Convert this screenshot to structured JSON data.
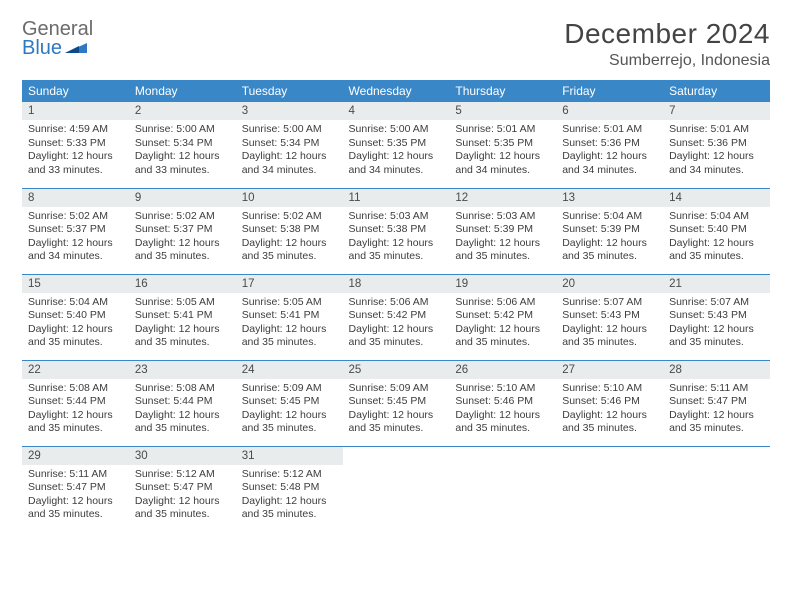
{
  "logo": {
    "general": "General",
    "blue": "Blue"
  },
  "title": "December 2024",
  "location": "Sumberrejo, Indonesia",
  "weekdays": [
    "Sunday",
    "Monday",
    "Tuesday",
    "Wednesday",
    "Thursday",
    "Friday",
    "Saturday"
  ],
  "colors": {
    "header_bg": "#3a87c7",
    "header_fg": "#ffffff",
    "daynum_bg": "#e9eced",
    "row_border": "#3a87c7",
    "logo_general": "#6b6b6b",
    "logo_blue": "#2f78c4"
  },
  "days": [
    {
      "n": 1,
      "sr": "4:59 AM",
      "ss": "5:33 PM",
      "dl": "12 hours and 33 minutes."
    },
    {
      "n": 2,
      "sr": "5:00 AM",
      "ss": "5:34 PM",
      "dl": "12 hours and 33 minutes."
    },
    {
      "n": 3,
      "sr": "5:00 AM",
      "ss": "5:34 PM",
      "dl": "12 hours and 34 minutes."
    },
    {
      "n": 4,
      "sr": "5:00 AM",
      "ss": "5:35 PM",
      "dl": "12 hours and 34 minutes."
    },
    {
      "n": 5,
      "sr": "5:01 AM",
      "ss": "5:35 PM",
      "dl": "12 hours and 34 minutes."
    },
    {
      "n": 6,
      "sr": "5:01 AM",
      "ss": "5:36 PM",
      "dl": "12 hours and 34 minutes."
    },
    {
      "n": 7,
      "sr": "5:01 AM",
      "ss": "5:36 PM",
      "dl": "12 hours and 34 minutes."
    },
    {
      "n": 8,
      "sr": "5:02 AM",
      "ss": "5:37 PM",
      "dl": "12 hours and 34 minutes."
    },
    {
      "n": 9,
      "sr": "5:02 AM",
      "ss": "5:37 PM",
      "dl": "12 hours and 35 minutes."
    },
    {
      "n": 10,
      "sr": "5:02 AM",
      "ss": "5:38 PM",
      "dl": "12 hours and 35 minutes."
    },
    {
      "n": 11,
      "sr": "5:03 AM",
      "ss": "5:38 PM",
      "dl": "12 hours and 35 minutes."
    },
    {
      "n": 12,
      "sr": "5:03 AM",
      "ss": "5:39 PM",
      "dl": "12 hours and 35 minutes."
    },
    {
      "n": 13,
      "sr": "5:04 AM",
      "ss": "5:39 PM",
      "dl": "12 hours and 35 minutes."
    },
    {
      "n": 14,
      "sr": "5:04 AM",
      "ss": "5:40 PM",
      "dl": "12 hours and 35 minutes."
    },
    {
      "n": 15,
      "sr": "5:04 AM",
      "ss": "5:40 PM",
      "dl": "12 hours and 35 minutes."
    },
    {
      "n": 16,
      "sr": "5:05 AM",
      "ss": "5:41 PM",
      "dl": "12 hours and 35 minutes."
    },
    {
      "n": 17,
      "sr": "5:05 AM",
      "ss": "5:41 PM",
      "dl": "12 hours and 35 minutes."
    },
    {
      "n": 18,
      "sr": "5:06 AM",
      "ss": "5:42 PM",
      "dl": "12 hours and 35 minutes."
    },
    {
      "n": 19,
      "sr": "5:06 AM",
      "ss": "5:42 PM",
      "dl": "12 hours and 35 minutes."
    },
    {
      "n": 20,
      "sr": "5:07 AM",
      "ss": "5:43 PM",
      "dl": "12 hours and 35 minutes."
    },
    {
      "n": 21,
      "sr": "5:07 AM",
      "ss": "5:43 PM",
      "dl": "12 hours and 35 minutes."
    },
    {
      "n": 22,
      "sr": "5:08 AM",
      "ss": "5:44 PM",
      "dl": "12 hours and 35 minutes."
    },
    {
      "n": 23,
      "sr": "5:08 AM",
      "ss": "5:44 PM",
      "dl": "12 hours and 35 minutes."
    },
    {
      "n": 24,
      "sr": "5:09 AM",
      "ss": "5:45 PM",
      "dl": "12 hours and 35 minutes."
    },
    {
      "n": 25,
      "sr": "5:09 AM",
      "ss": "5:45 PM",
      "dl": "12 hours and 35 minutes."
    },
    {
      "n": 26,
      "sr": "5:10 AM",
      "ss": "5:46 PM",
      "dl": "12 hours and 35 minutes."
    },
    {
      "n": 27,
      "sr": "5:10 AM",
      "ss": "5:46 PM",
      "dl": "12 hours and 35 minutes."
    },
    {
      "n": 28,
      "sr": "5:11 AM",
      "ss": "5:47 PM",
      "dl": "12 hours and 35 minutes."
    },
    {
      "n": 29,
      "sr": "5:11 AM",
      "ss": "5:47 PM",
      "dl": "12 hours and 35 minutes."
    },
    {
      "n": 30,
      "sr": "5:12 AM",
      "ss": "5:47 PM",
      "dl": "12 hours and 35 minutes."
    },
    {
      "n": 31,
      "sr": "5:12 AM",
      "ss": "5:48 PM",
      "dl": "12 hours and 35 minutes."
    }
  ],
  "labels": {
    "sunrise": "Sunrise: ",
    "sunset": "Sunset: ",
    "daylight": "Daylight: "
  }
}
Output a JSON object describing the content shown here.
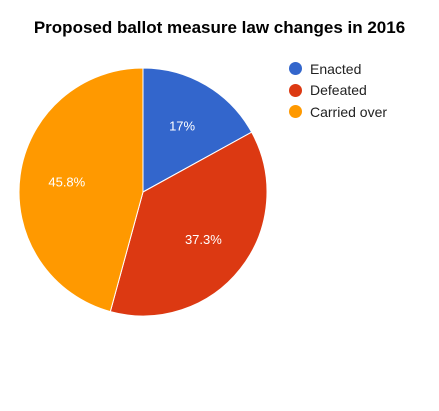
{
  "chart_data": {
    "type": "pie",
    "title": "Proposed ballot measure law changes in 2016",
    "categories": [
      "Enacted",
      "Defeated",
      "Carried over"
    ],
    "values": [
      17,
      37.3,
      45.8
    ],
    "labels": [
      "17%",
      "37.3%",
      "45.8%"
    ],
    "colors": [
      "#3366cc",
      "#dc3912",
      "#ff9900"
    ],
    "legend": "right",
    "start_angle": "12 o'clock",
    "direction": "clockwise"
  }
}
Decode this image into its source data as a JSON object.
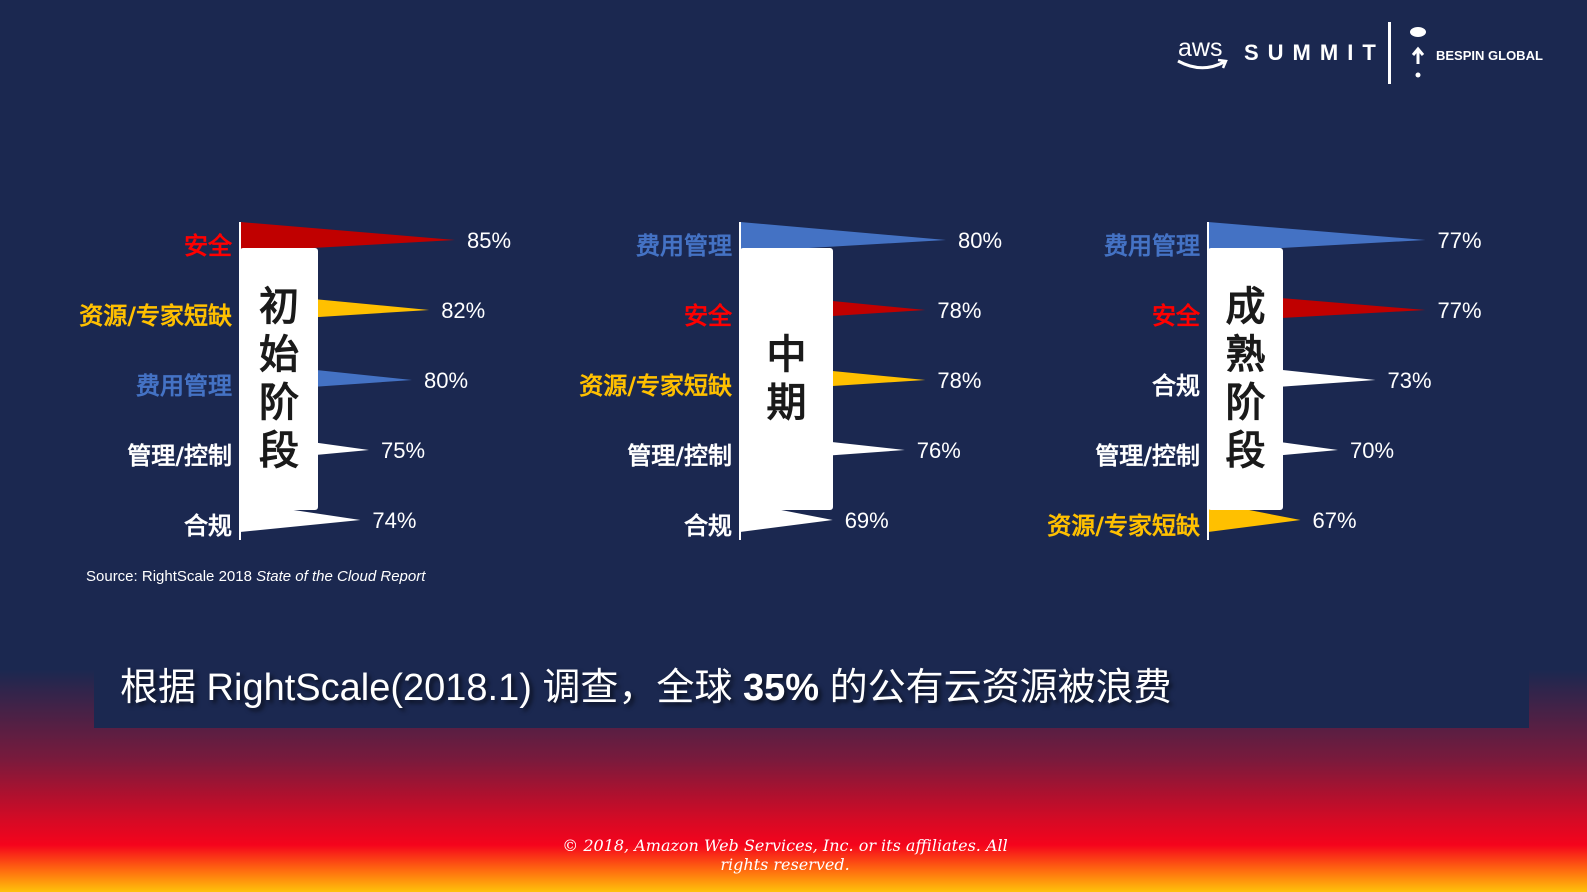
{
  "header": {
    "aws_logo": "aws",
    "summit_label": "SUMMIT",
    "partner_logo": "BESPIN GLOBAL"
  },
  "colors": {
    "background": "#1b2850",
    "security": "#c00000",
    "resources": "#ffc000",
    "cost": "#4472c4",
    "neutral": "#ffffff"
  },
  "chart_data": {
    "type": "bar",
    "orientation": "horizontal",
    "panels": [
      {
        "stage": "初始阶段",
        "categories": [
          "安全",
          "资源/专家短缺",
          "费用管理",
          "管理/控制",
          "合规"
        ],
        "values": [
          85,
          82,
          80,
          75,
          74
        ],
        "labels": [
          "85%",
          "82%",
          "80%",
          "75%",
          "74%"
        ],
        "category_colors": [
          "#ff0000",
          "#ffc000",
          "#4472c4",
          "#ffffff",
          "#ffffff"
        ],
        "bar_colors": [
          "#c00000",
          "#ffc000",
          "#4472c4",
          "#ffffff",
          "#ffffff"
        ]
      },
      {
        "stage": "中期",
        "categories": [
          "费用管理",
          "安全",
          "资源/专家短缺",
          "管理/控制",
          "合规"
        ],
        "values": [
          80,
          78,
          78,
          76,
          69
        ],
        "labels": [
          "80%",
          "78%",
          "78%",
          "76%",
          "69%"
        ],
        "category_colors": [
          "#4472c4",
          "#ff0000",
          "#ffc000",
          "#ffffff",
          "#ffffff"
        ],
        "bar_colors": [
          "#4472c4",
          "#c00000",
          "#ffc000",
          "#ffffff",
          "#ffffff"
        ]
      },
      {
        "stage": "成熟阶段",
        "categories": [
          "费用管理",
          "安全",
          "合规",
          "管理/控制",
          "资源/专家短缺"
        ],
        "values": [
          77,
          77,
          73,
          70,
          67
        ],
        "labels": [
          "77%",
          "77%",
          "73%",
          "70%",
          "67%"
        ],
        "category_colors": [
          "#4472c4",
          "#ff0000",
          "#ffffff",
          "#ffffff",
          "#ffc000"
        ],
        "bar_colors": [
          "#4472c4",
          "#c00000",
          "#ffffff",
          "#ffffff",
          "#ffc000"
        ]
      }
    ],
    "unit": "%"
  },
  "source": {
    "prefix": "Source: RightScale 2018 ",
    "title": "State of the Cloud Report"
  },
  "banner": {
    "before": "根据 RightScale(2018.1) 调查，全球 ",
    "highlight": "35%",
    "after": " 的公有云资源被浪费"
  },
  "footer": {
    "copyright": "© 2018, Amazon Web Services, Inc. or its affiliates. All rights reserved."
  }
}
-- -- --
**Exercise aim:**
Check each line of the records for "RightScale" and copy the ones that contain it.

**Exercise solution:**
    "prefix": "Source: RightScale 2018 ",
    "before": "根据 RightScale(2018.1) 调查，全球 ",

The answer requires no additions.